Copy out all the lines of the data precisely, omitting any pictures.

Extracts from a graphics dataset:
┄┄┄┄┄┄

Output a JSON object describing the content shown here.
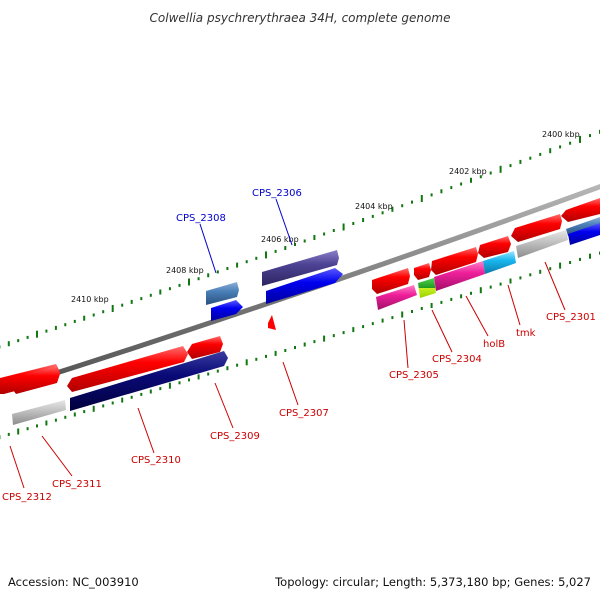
{
  "title": "Colwellia psychrerythraea 34H, complete genome",
  "footer": {
    "accession": "Accession: NC_003910",
    "summary": "Topology: circular; Length: 5,373,180 bp; Genes: 5,027"
  },
  "scale_labels": [
    "2400 kbp",
    "2402 kbp",
    "2404 kbp",
    "2406 kbp",
    "2408 kbp",
    "2410 kbp"
  ],
  "genes": [
    {
      "name": "CPS_2301",
      "color": "#ff0000",
      "track": "forward"
    },
    {
      "name": "tmk",
      "color": "#ff0000",
      "track": "reverse"
    },
    {
      "name": "holB",
      "color": "#ff0000",
      "track": "reverse"
    },
    {
      "name": "CPS_2304",
      "color": "#ff0000",
      "track": "reverse"
    },
    {
      "name": "CPS_2305",
      "color": "#ff0000",
      "track": "reverse"
    },
    {
      "name": "CPS_2306",
      "color": "#0000cc",
      "track": "forward"
    },
    {
      "name": "CPS_2307",
      "color": "#ff0000",
      "track": "reverse"
    },
    {
      "name": "CPS_2308",
      "color": "#0000cc",
      "track": "forward"
    },
    {
      "name": "CPS_2309",
      "color": "#ff0000",
      "track": "forward"
    },
    {
      "name": "CPS_2310",
      "color": "#ff0000",
      "track": "reverse"
    },
    {
      "name": "CPS_2311",
      "color": "#ff0000",
      "track": "reverse"
    },
    {
      "name": "CPS_2312",
      "color": "#ff0000",
      "track": "reverse"
    }
  ],
  "colors": {
    "backbone": "#808080",
    "forward_red": "#ff1010",
    "gc_green": "#117711",
    "gene_label_red": "#cc0000",
    "gene_label_blue": "#0000cc"
  }
}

┄┄┄┄┄┄

• Expected output:
Output a JSON object describing the content shown here.
{
  "title": "Colwellia psychrerythraea 34H, complete genome",
  "footer": {
    "accession": "Accession: NC_003910",
    "summary": "Topology: circular; Length: 5,373,180 bp; Genes: 5,027"
  },
  "scale_labels": [
    "2400 kbp",
    "2402 kbp",
    "2404 kbp",
    "2406 kbp",
    "2408 kbp",
    "2410 kbp"
  ],
  "genes": [
    {
      "name": "CPS_2301",
      "color": "#ff0000",
      "track": "forward"
    },
    {
      "name": "tmk",
      "color": "#ff0000",
      "track": "reverse"
    },
    {
      "name": "holB",
      "color": "#ff0000",
      "track": "reverse"
    },
    {
      "name": "CPS_2304",
      "color": "#ff0000",
      "track": "reverse"
    },
    {
      "name": "CPS_2305",
      "color": "#ff0000",
      "track": "reverse"
    },
    {
      "name": "CPS_2306",
      "color": "#0000cc",
      "track": "forward"
    },
    {
      "name": "CPS_2307",
      "color": "#ff0000",
      "track": "reverse"
    },
    {
      "name": "CPS_2308",
      "color": "#0000cc",
      "track": "forward"
    },
    {
      "name": "CPS_2309",
      "color": "#ff0000",
      "track": "forward"
    },
    {
      "name": "CPS_2310",
      "color": "#ff0000",
      "track": "reverse"
    },
    {
      "name": "CPS_2311",
      "color": "#ff0000",
      "track": "reverse"
    },
    {
      "name": "CPS_2312",
      "color": "#ff0000",
      "track": "reverse"
    }
  ],
  "colors": {
    "backbone": "#808080",
    "forward_red": "#ff1010",
    "gc_green": "#117711",
    "gene_label_red": "#cc0000",
    "gene_label_blue": "#0000cc"
  }
}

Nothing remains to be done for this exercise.